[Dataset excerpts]

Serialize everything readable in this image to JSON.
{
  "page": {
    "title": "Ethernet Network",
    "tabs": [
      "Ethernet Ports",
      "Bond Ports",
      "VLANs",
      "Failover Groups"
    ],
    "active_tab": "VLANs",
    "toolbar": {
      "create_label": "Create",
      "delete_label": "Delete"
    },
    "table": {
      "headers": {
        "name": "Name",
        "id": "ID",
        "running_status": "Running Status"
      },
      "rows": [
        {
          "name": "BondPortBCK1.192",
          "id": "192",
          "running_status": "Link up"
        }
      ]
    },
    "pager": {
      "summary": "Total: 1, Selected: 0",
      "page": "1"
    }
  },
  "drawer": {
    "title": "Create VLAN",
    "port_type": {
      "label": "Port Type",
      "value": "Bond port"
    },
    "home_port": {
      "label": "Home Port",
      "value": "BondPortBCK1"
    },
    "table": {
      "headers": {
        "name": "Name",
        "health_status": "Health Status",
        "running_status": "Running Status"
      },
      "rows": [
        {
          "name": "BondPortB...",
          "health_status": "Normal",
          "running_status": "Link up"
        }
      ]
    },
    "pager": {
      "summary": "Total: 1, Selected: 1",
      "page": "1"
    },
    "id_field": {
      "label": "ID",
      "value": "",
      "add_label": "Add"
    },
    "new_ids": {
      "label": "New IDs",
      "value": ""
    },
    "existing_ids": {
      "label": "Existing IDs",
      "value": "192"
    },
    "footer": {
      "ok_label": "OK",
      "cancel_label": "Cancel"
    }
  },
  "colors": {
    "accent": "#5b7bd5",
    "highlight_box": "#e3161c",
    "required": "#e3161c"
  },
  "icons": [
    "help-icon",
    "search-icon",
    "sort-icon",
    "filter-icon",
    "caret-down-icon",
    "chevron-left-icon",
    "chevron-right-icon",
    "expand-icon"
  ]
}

• YOUR GOAL:
Nothing should be left out: return all of the records exactly.

• EXERCISE RESULT:
Serialize everything readable in this image to JSON.
{
  "page": {
    "title": "Ethernet Network",
    "tabs": [
      "Ethernet Ports",
      "Bond Ports",
      "VLANs",
      "Failover Groups"
    ],
    "active_tab": "VLANs",
    "toolbar": {
      "create_label": "Create",
      "delete_label": "Delete"
    },
    "table": {
      "headers": {
        "name": "Name",
        "id": "ID",
        "running_status": "Running Status"
      },
      "rows": [
        {
          "name": "BondPortBCK1.192",
          "id": "192",
          "running_status": "Link up"
        }
      ]
    },
    "pager": {
      "summary": "Total: 1, Selected: 0",
      "page": "1"
    }
  },
  "drawer": {
    "title": "Create VLAN",
    "port_type": {
      "label": "Port Type",
      "value": "Bond port"
    },
    "home_port": {
      "label": "Home Port",
      "value": "BondPortBCK1"
    },
    "table": {
      "headers": {
        "name": "Name",
        "health_status": "Health Status",
        "running_status": "Running Status"
      },
      "rows": [
        {
          "name": "BondPortB...",
          "health_status": "Normal",
          "running_status": "Link up"
        }
      ]
    },
    "pager": {
      "summary": "Total: 1, Selected: 1",
      "page": "1"
    },
    "id_field": {
      "label": "ID",
      "value": "",
      "add_label": "Add"
    },
    "new_ids": {
      "label": "New IDs",
      "value": ""
    },
    "existing_ids": {
      "label": "Existing IDs",
      "value": "192"
    },
    "footer": {
      "ok_label": "OK",
      "cancel_label": "Cancel"
    }
  },
  "colors": {
    "accent": "#5b7bd5",
    "highlight_box": "#e3161c",
    "required": "#e3161c"
  },
  "icons": [
    "help-icon",
    "search-icon",
    "sort-icon",
    "filter-icon",
    "caret-down-icon",
    "chevron-left-icon",
    "chevron-right-icon",
    "expand-icon"
  ]
}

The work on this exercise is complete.